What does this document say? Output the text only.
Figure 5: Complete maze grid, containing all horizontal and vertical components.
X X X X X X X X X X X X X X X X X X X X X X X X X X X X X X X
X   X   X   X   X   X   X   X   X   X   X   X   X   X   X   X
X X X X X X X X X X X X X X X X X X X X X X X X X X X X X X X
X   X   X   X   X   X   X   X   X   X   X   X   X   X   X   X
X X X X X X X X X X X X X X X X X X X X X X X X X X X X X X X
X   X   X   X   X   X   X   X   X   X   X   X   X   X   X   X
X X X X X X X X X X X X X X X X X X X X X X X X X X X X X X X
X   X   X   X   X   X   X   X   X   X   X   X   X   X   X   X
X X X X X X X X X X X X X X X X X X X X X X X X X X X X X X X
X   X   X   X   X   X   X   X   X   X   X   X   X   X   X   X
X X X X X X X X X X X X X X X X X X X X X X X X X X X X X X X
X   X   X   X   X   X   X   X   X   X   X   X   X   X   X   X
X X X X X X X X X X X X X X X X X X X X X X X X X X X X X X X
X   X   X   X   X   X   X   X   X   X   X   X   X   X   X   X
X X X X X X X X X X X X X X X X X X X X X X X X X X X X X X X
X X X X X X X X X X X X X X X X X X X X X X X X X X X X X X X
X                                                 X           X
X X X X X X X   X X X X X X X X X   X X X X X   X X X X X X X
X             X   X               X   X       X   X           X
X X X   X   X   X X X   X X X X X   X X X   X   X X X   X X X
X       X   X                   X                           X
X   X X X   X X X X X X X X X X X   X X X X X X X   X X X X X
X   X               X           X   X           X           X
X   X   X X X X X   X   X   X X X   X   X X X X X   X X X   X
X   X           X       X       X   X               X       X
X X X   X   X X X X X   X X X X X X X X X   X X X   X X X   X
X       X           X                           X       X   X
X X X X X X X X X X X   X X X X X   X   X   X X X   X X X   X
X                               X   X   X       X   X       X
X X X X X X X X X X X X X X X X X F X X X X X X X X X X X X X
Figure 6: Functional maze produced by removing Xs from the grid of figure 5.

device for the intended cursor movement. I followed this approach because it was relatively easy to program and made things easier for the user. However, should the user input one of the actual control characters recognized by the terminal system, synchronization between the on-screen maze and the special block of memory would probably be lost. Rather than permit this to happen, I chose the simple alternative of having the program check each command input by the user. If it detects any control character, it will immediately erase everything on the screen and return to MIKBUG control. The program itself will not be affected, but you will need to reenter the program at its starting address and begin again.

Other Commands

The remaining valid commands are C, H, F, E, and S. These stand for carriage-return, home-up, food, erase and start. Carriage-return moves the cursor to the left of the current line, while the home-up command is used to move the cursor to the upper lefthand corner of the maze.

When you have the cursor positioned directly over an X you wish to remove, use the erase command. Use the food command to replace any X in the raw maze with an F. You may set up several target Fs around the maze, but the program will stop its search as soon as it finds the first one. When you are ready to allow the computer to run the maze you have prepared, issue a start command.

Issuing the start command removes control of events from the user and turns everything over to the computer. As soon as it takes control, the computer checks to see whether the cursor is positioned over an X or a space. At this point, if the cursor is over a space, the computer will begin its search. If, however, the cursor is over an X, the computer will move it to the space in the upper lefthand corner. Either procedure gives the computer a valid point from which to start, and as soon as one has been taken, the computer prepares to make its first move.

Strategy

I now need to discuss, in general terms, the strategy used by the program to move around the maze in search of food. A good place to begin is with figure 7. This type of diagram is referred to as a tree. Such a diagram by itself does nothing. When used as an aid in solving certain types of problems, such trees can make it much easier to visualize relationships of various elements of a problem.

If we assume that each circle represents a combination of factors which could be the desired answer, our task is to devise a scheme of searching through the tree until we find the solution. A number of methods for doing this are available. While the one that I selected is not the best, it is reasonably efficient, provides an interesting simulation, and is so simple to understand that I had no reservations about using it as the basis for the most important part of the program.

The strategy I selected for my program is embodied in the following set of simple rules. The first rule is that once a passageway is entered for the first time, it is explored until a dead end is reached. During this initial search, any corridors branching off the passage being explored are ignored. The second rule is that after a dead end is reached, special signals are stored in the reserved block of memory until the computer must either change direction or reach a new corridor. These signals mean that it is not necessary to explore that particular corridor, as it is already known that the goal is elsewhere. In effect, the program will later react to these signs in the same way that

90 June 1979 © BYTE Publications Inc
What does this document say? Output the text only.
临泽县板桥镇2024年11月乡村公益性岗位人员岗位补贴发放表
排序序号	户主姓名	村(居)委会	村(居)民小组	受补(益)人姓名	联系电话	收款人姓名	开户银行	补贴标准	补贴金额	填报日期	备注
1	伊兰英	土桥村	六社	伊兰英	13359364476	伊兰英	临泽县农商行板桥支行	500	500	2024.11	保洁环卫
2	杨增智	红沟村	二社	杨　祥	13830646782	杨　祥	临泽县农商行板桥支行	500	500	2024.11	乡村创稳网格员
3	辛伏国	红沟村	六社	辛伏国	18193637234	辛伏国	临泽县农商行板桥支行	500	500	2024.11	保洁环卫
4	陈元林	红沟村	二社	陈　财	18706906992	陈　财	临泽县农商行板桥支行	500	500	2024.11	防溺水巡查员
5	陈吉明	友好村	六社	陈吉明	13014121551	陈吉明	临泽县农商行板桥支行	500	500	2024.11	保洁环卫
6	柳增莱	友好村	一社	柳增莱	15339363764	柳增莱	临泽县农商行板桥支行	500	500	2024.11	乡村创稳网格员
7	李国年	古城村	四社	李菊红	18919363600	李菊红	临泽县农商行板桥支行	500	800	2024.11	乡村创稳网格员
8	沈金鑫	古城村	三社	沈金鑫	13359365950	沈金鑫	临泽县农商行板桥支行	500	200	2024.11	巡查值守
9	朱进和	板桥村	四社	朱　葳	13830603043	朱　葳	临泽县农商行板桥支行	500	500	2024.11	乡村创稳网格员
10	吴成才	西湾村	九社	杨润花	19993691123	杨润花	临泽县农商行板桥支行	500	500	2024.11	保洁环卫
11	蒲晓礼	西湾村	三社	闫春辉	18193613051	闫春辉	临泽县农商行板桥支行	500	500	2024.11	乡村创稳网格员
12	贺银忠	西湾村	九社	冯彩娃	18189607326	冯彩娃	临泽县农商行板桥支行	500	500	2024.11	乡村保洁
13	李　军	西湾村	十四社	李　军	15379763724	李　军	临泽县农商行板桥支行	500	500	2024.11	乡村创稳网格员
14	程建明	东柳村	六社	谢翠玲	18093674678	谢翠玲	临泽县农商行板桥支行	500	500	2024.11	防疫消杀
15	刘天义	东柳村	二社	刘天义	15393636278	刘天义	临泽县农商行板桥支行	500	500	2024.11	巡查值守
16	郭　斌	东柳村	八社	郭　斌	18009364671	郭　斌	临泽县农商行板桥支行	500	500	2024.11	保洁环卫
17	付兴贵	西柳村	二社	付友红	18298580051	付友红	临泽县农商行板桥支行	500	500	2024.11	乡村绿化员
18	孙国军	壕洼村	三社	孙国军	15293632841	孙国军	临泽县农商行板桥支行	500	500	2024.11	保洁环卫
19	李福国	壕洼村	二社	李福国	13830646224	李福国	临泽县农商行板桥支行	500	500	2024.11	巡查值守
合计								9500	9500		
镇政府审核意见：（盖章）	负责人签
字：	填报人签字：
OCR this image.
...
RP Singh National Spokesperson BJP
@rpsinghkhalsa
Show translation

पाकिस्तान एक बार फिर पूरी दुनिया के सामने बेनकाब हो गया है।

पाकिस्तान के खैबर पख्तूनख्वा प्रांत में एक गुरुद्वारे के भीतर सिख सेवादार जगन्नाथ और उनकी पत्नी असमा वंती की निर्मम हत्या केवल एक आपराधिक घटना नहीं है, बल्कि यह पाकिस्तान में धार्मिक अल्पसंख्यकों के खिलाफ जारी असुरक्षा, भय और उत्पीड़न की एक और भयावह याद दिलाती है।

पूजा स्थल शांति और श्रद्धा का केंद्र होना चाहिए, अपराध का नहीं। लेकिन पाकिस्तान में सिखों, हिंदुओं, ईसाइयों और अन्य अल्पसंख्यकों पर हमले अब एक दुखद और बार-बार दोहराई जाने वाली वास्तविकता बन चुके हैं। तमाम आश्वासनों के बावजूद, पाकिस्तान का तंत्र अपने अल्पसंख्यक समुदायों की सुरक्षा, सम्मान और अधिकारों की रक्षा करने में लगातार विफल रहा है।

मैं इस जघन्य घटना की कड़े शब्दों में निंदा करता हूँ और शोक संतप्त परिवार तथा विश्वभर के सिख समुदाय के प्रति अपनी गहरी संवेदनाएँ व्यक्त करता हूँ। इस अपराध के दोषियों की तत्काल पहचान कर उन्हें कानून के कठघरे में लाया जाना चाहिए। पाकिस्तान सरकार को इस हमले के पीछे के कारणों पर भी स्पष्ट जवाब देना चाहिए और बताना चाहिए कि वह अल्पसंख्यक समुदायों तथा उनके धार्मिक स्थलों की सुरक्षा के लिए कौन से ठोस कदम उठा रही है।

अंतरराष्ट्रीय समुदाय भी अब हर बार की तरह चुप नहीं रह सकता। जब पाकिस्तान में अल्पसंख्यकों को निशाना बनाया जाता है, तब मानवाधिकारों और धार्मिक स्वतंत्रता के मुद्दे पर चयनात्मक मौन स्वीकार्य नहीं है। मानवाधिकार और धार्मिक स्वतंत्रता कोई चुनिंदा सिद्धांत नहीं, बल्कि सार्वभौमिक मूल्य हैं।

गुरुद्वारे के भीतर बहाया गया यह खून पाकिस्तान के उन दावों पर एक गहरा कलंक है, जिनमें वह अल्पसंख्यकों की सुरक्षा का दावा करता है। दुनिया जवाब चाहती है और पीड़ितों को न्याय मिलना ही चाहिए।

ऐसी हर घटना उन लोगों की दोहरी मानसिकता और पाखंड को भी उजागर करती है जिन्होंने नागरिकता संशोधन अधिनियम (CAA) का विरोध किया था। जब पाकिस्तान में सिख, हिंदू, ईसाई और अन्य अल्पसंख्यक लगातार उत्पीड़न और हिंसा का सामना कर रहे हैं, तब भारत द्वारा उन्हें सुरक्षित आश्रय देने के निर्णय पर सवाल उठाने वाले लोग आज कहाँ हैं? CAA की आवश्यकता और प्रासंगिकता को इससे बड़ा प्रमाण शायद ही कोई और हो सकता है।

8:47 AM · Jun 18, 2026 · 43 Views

__________

Find each line in the records holding the string "valid" and show it.

The remaining valid commands are C, H, F, E, and S. These stand for carriage-return, home-up, food, erase and start. Carriage-return moves the cursor to the left of the current line, while the home-up command is used to move the cursor to the upper lefthand corner of the maze.
Issuing the start command removes control of events from the user and turns everything over to the computer. As soon as it takes control, the computer checks to see whether the cursor is positioned over an X or a space. At this point, if the cursor is over a space, the computer will begin its search. If, however, the cursor is over an X, the computer will move it to the space in the upper lefthand corner. Either procedure gives the computer a valid point from which to start, and as soon as one has been taken, the computer prepares to make its first move.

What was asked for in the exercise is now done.